§ **Direction**
Write out all the entries word for word and omit any pictures.
* BEGIN Exercise materials *
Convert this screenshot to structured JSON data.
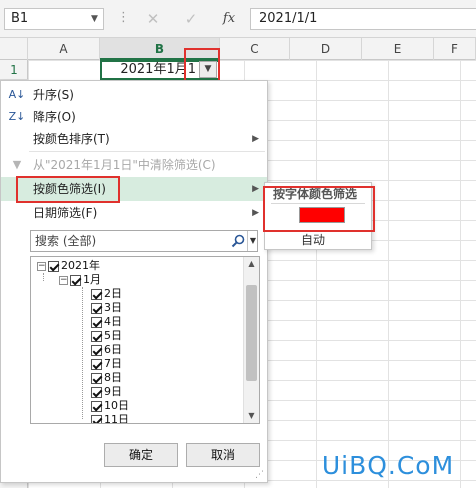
{
  "formula_bar": {
    "name_box": "B1",
    "dots": "⋮",
    "cancel_glyph": "✕",
    "confirm_glyph": "✓",
    "fx_label": "fx",
    "formula_value": "2021/1/1"
  },
  "sheet": {
    "columns": [
      "A",
      "B",
      "C",
      "D",
      "E",
      "F"
    ],
    "selected_column": "B",
    "rows": [
      "1"
    ],
    "active_cell_value": "2021年1月1"
  },
  "dropdown": {
    "items": [
      {
        "label": "升序(S)",
        "icon": "sort-ascending-icon",
        "glyph": "A↓"
      },
      {
        "label": "降序(O)",
        "icon": "sort-descending-icon",
        "glyph": "Z↓"
      },
      {
        "label": "按颜色排序(T)"
      },
      {
        "label": "从\"2021年1月1日\"中清除筛选(C)",
        "icon": "clear-filter-icon",
        "glyph": "▼",
        "disabled": true
      },
      {
        "label": "按颜色筛选(I)",
        "highlighted": true
      },
      {
        "label": "日期筛选(F)"
      }
    ],
    "search_placeholder": "搜索 (全部)",
    "tree": {
      "year": "2021年",
      "month": "1月",
      "days": [
        "2日",
        "3日",
        "4日",
        "5日",
        "6日",
        "7日",
        "8日",
        "9日",
        "10日",
        "11日"
      ]
    },
    "ok_label": "确定",
    "cancel_label": "取消"
  },
  "submenu": {
    "title": "按字体颜色筛选",
    "swatch_color": "#ff0000",
    "auto_label": "自动"
  },
  "watermark": "UiBQ.CoM",
  "colors": {
    "highlight_box": "#e0312d",
    "excel_green": "#217346",
    "hover_green": "#d7ecdf"
  }
}
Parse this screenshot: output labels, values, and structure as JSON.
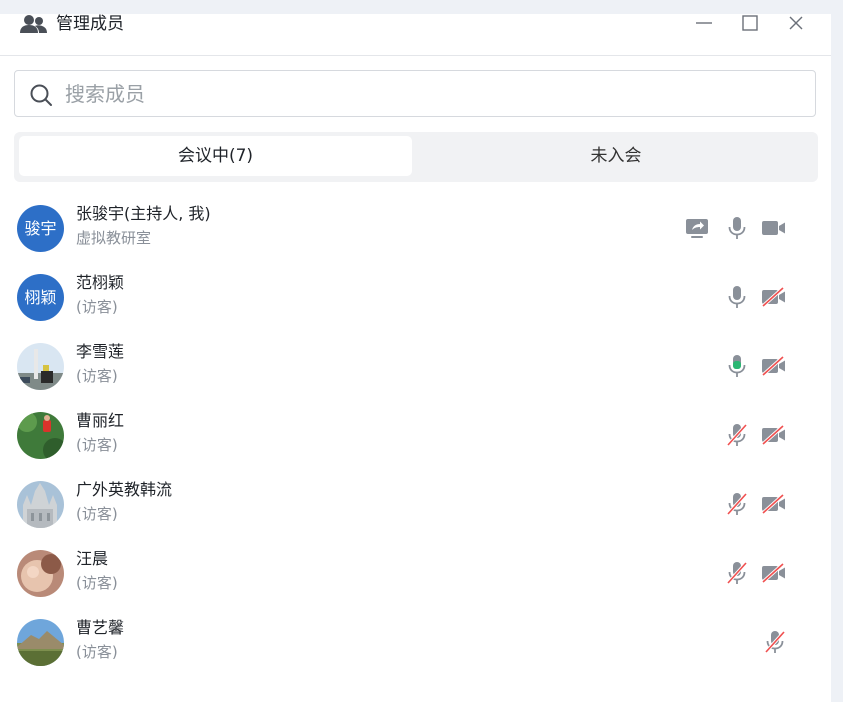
* END Exercise materials *
§ **Full solution**
Convert this screenshot to structured JSON data.
{
  "formula_bar": {
    "name_box": "B1",
    "dots": "⋮",
    "cancel_glyph": "✕",
    "confirm_glyph": "✓",
    "fx_label": "fx",
    "formula_value": "2021/1/1"
  },
  "sheet": {
    "columns": [
      "A",
      "B",
      "C",
      "D",
      "E",
      "F"
    ],
    "selected_column": "B",
    "rows": [
      "1"
    ],
    "active_cell_value": "2021年1月1"
  },
  "dropdown": {
    "items": [
      {
        "label": "升序(S)",
        "icon": "sort-ascending-icon",
        "glyph": "A↓"
      },
      {
        "label": "降序(O)",
        "icon": "sort-descending-icon",
        "glyph": "Z↓"
      },
      {
        "label": "按颜色排序(T)"
      },
      {
        "label": "从\"2021年1月1日\"中清除筛选(C)",
        "icon": "clear-filter-icon",
        "glyph": "▼",
        "disabled": true
      },
      {
        "label": "按颜色筛选(I)",
        "highlighted": true
      },
      {
        "label": "日期筛选(F)"
      }
    ],
    "search_placeholder": "搜索 (全部)",
    "tree": {
      "year": "2021年",
      "month": "1月",
      "days": [
        "2日",
        "3日",
        "4日",
        "5日",
        "6日",
        "7日",
        "8日",
        "9日",
        "10日",
        "11日"
      ]
    },
    "ok_label": "确定",
    "cancel_label": "取消"
  },
  "submenu": {
    "title": "按字体颜色筛选",
    "swatch_color": "#ff0000",
    "auto_label": "自动"
  },
  "watermark": "UiBQ.CoM",
  "colors": {
    "highlight_box": "#e0312d",
    "excel_green": "#217346",
    "hover_green": "#d7ecdf"
  }
}
Parse this screenshot: output labels, values, and structure as JSON.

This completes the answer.